[Data in this exercise]:
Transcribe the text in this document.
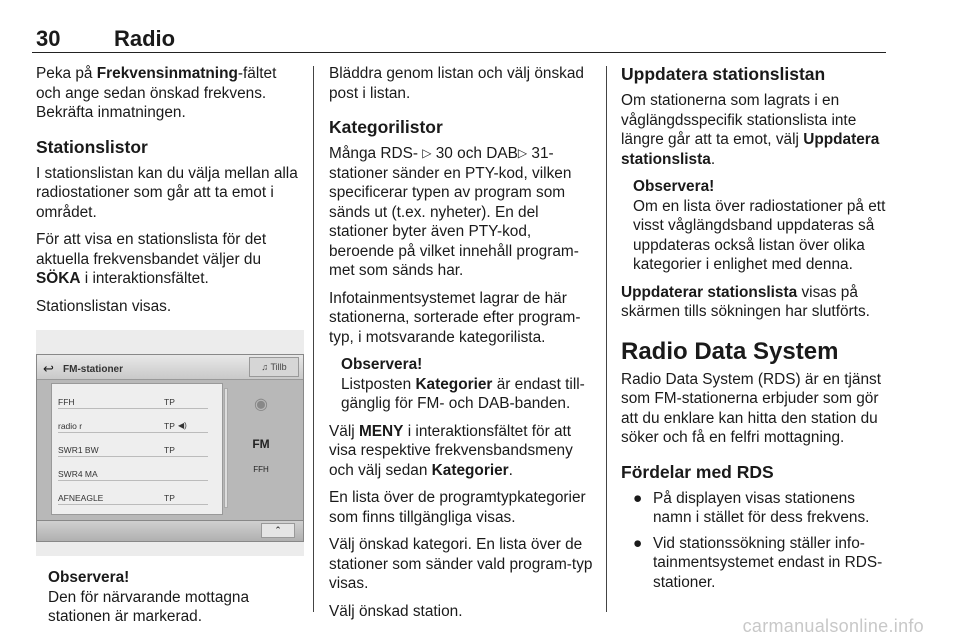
30 Radio

Peka på Frekvensinmatning-fältet och ange sedan önskad frekvens. Bekräfta inmatningen.

Stationslistor

I stationslistan kan du välja mellan alla radiostationer som går att ta emot i området.

För att visa en stationslista för det aktuella frekvensbandet väljer du SÖKA i interaktionsfältet.

Stationslistan visas.

↩ FM-stationer	♫ Tillb
FFH	TP
radio r	TP ◀)
SWR1 BW	TP
SWR4 MA
AFNEAGLE	TP
◉
FM
FFH
⌃
Observera!
Den för närvarande mottagna stationen är markerad.

Bläddra genom listan och välj önskad post i listan.

Kategorilistor

Många RDS- ▷ 30 och DAB▷ 31-stationer sänder en PTY-kod, vilken specificerar typen av program som sänds ut (t.ex. nyheter). En del stationer byter även PTY-kod, beroende på vilket innehåll program-met som sänds har.

Infotainmentsystemet lagrar de här stationerna, sorterade efter program-typ, i motsvarande kategorilista.

Observera!
Listposten Kategorier är endast till-gänglig för FM- och DAB-banden.

Välj MENY i interaktionsfältet för att visa respektive frekvensbandsmeny och välj sedan Kategorier.

En lista över de programtypkategorier som finns tillgängliga visas.

Välj önskad kategori. En lista över de stationer som sänder vald program-typ visas.

Välj önskad station.

Uppdatera stationslistan

Om stationerna som lagrats i en våglängdsspecifik stationslista inte längre går att ta emot, välj Uppdatera stationslista.

Observera!
Om en lista över radiostationer på ett visst våglängdsband uppdateras så uppdateras också listan över olika kategorier i enlighet med denna.

Uppdaterar stationslista visas på skärmen tills sökningen har slutförts.

Radio Data System

Radio Data System (RDS) är en tjänst som FM-stationerna erbjuder som gör att du enklare kan hitta den station du söker och få en felfri mottagning.

Fördelar med RDS
● På displayen visas stationens namn i stället för dess frekvens.
● Vid stationssökning ställer info-tainmentsystemet endast in RDS-stationer.
carmanualsonline.info
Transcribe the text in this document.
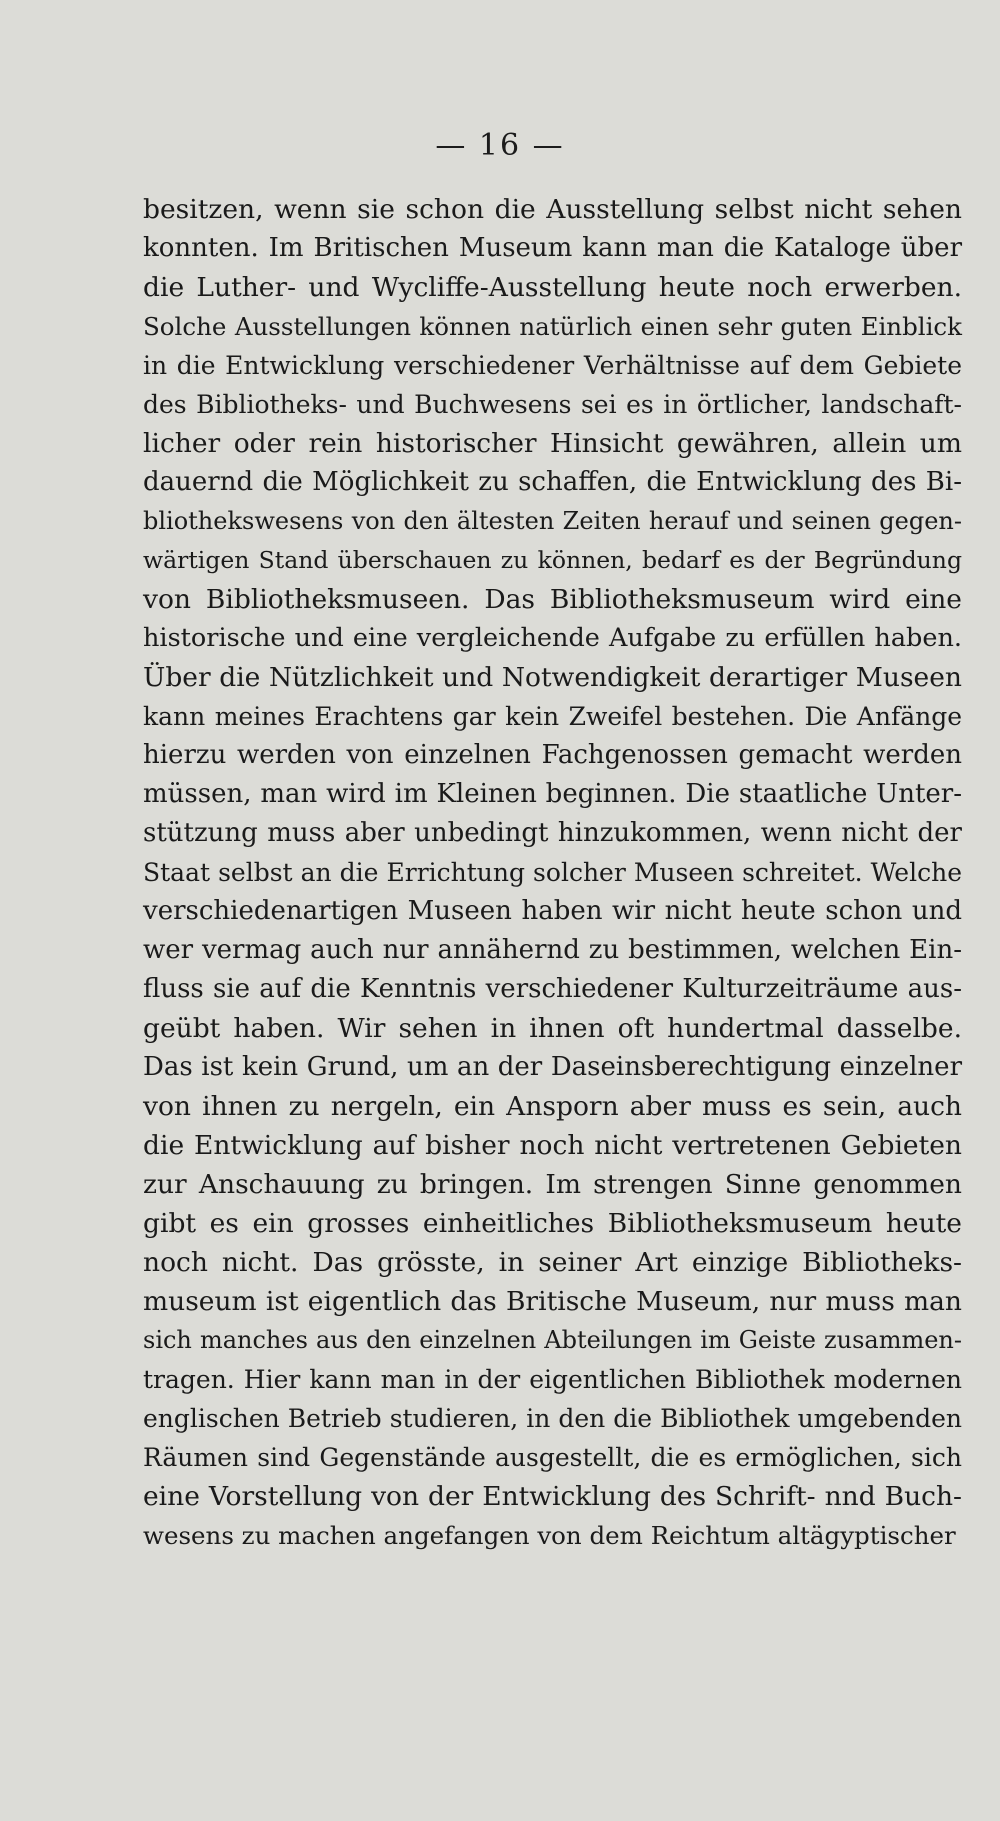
— 16 —
besitzen, wenn sie schon die Ausstellung selbst nicht sehen
konnten. Im Britischen Museum kann man die Kataloge über
die Luther- und Wycliffe-Ausstellung heute noch erwerben.
Solche Ausstellungen können natürlich einen sehr guten Einblick
in die Entwicklung verschiedener Verhältnisse auf dem Gebiete
des Bibliotheks- und Buchwesens sei es in örtlicher, landschaft-
licher oder rein historischer Hinsicht gewähren, allein um
dauernd die Möglichkeit zu schaffen, die Entwicklung des Bi-
bliothekswesens von den ältesten Zeiten herauf und seinen gegen-
wärtigen Stand überschauen zu können, bedarf es der Begründung
von Bibliotheksmuseen. Das Bibliotheksmuseum wird eine
historische und eine vergleichende Aufgabe zu erfüllen haben.
Über die Nützlichkeit und Notwendigkeit derartiger Museen
kann meines Erachtens gar kein Zweifel bestehen. Die Anfänge
hierzu werden von einzelnen Fachgenossen gemacht werden
müssen, man wird im Kleinen beginnen. Die staatliche Unter-
stützung muss aber unbedingt hinzukommen, wenn nicht der
Staat selbst an die Errichtung solcher Museen schreitet. Welche
verschiedenartigen Museen haben wir nicht heute schon und
wer vermag auch nur annähernd zu bestimmen, welchen Ein-
fluss sie auf die Kenntnis verschiedener Kulturzeiträume aus-
geübt haben. Wir sehen in ihnen oft hundertmal dasselbe.
Das ist kein Grund, um an der Daseinsberechtigung einzelner
von ihnen zu nergeln, ein Ansporn aber muss es sein, auch
die Entwicklung auf bisher noch nicht vertretenen Gebieten
zur Anschauung zu bringen. Im strengen Sinne genommen
gibt es ein grosses einheitliches Bibliotheksmuseum heute
noch nicht. Das grösste, in seiner Art einzige Bibliotheks-
museum ist eigentlich das Britische Museum, nur muss man
sich manches aus den einzelnen Abteilungen im Geiste zusammen-
tragen. Hier kann man in der eigentlichen Bibliothek modernen
englischen Betrieb studieren, in den die Bibliothek umgebenden
Räumen sind Gegenstände ausgestellt, die es ermöglichen, sich
eine Vorstellung von der Entwicklung des Schrift- nnd Buch-
wesens zu machen angefangen von dem Reichtum altägyptischer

[Exercise instructions]: Although the records contain pictures, the copy should hold only their text, reproduced exactly.

[Finished task]:
Transcribe the text in this document.
30 Radio

Peka på Frekvensinmatning-fältet och ange sedan önskad frekvens. Bekräfta inmatningen.

Stationslistor

I stationslistan kan du välja mellan alla radiostationer som går att ta emot i området.

För att visa en stationslista för det aktuella frekvensbandet väljer du SÖKA i interaktionsfältet.

Stationslistan visas.

↩ FM-stationer	♫ Tillb
FFH	TP
radio r	TP ◀)
SWR1 BW	TP
SWR4 MA
AFNEAGLE	TP
◉
FM
FFH
⌃
Observera!
Den för närvarande mottagna stationen är markerad.

Bläddra genom listan och välj önskad post i listan.

Kategorilistor

Många RDS- ▷ 30 och DAB▷ 31-stationer sänder en PTY-kod, vilken specificerar typen av program som sänds ut (t.ex. nyheter). En del stationer byter även PTY-kod, beroende på vilket innehåll program-met som sänds har.

Infotainmentsystemet lagrar de här stationerna, sorterade efter program-typ, i motsvarande kategorilista.

Observera!
Listposten Kategorier är endast till-gänglig för FM- och DAB-banden.

Välj MENY i interaktionsfältet för att visa respektive frekvensbandsmeny och välj sedan Kategorier.

En lista över de programtypkategorier som finns tillgängliga visas.

Välj önskad kategori. En lista över de stationer som sänder vald program-typ visas.

Välj önskad station.

Uppdatera stationslistan

Om stationerna som lagrats i en våglängdsspecifik stationslista inte längre går att ta emot, välj Uppdatera stationslista.

Observera!
Om en lista över radiostationer på ett visst våglängdsband uppdateras så uppdateras också listan över olika kategorier i enlighet med denna.

Uppdaterar stationslista visas på skärmen tills sökningen har slutförts.

Radio Data System

Radio Data System (RDS) är en tjänst som FM-stationerna erbjuder som gör att du enklare kan hitta den station du söker och få en felfri mottagning.

Fördelar med RDS
● På displayen visas stationens namn i stället för dess frekvens.
● Vid stationssökning ställer info-tainmentsystemet endast in RDS-stationer.
carmanualsonline.info
Transcribe the text in this document.
— 16 —
besitzen, wenn sie schon die Ausstellung selbst nicht sehen
konnten. Im Britischen Museum kann man die Kataloge über
die Luther- und Wycliffe-Ausstellung heute noch erwerben.
Solche Ausstellungen können natürlich einen sehr guten Einblick
in die Entwicklung verschiedener Verhältnisse auf dem Gebiete
des Bibliotheks- und Buchwesens sei es in örtlicher, landschaft-
licher oder rein historischer Hinsicht gewähren, allein um
dauernd die Möglichkeit zu schaffen, die Entwicklung des Bi-
bliothekswesens von den ältesten Zeiten herauf und seinen gegen-
wärtigen Stand überschauen zu können, bedarf es der Begründung
von Bibliotheksmuseen. Das Bibliotheksmuseum wird eine
historische und eine vergleichende Aufgabe zu erfüllen haben.
Über die Nützlichkeit und Notwendigkeit derartiger Museen
kann meines Erachtens gar kein Zweifel bestehen. Die Anfänge
hierzu werden von einzelnen Fachgenossen gemacht werden
müssen, man wird im Kleinen beginnen. Die staatliche Unter-
stützung muss aber unbedingt hinzukommen, wenn nicht der
Staat selbst an die Errichtung solcher Museen schreitet. Welche
verschiedenartigen Museen haben wir nicht heute schon und
wer vermag auch nur annähernd zu bestimmen, welchen Ein-
fluss sie auf die Kenntnis verschiedener Kulturzeiträume aus-
geübt haben. Wir sehen in ihnen oft hundertmal dasselbe.
Das ist kein Grund, um an der Daseinsberechtigung einzelner
von ihnen zu nergeln, ein Ansporn aber muss es sein, auch
die Entwicklung auf bisher noch nicht vertretenen Gebieten
zur Anschauung zu bringen. Im strengen Sinne genommen
gibt es ein grosses einheitliches Bibliotheksmuseum heute
noch nicht. Das grösste, in seiner Art einzige Bibliotheks-
museum ist eigentlich das Britische Museum, nur muss man
sich manches aus den einzelnen Abteilungen im Geiste zusammen-
tragen. Hier kann man in der eigentlichen Bibliothek modernen
englischen Betrieb studieren, in den die Bibliothek umgebenden
Räumen sind Gegenstände ausgestellt, die es ermöglichen, sich
eine Vorstellung von der Entwicklung des Schrift- nnd Buch-
wesens zu machen angefangen von dem Reichtum altägyptischer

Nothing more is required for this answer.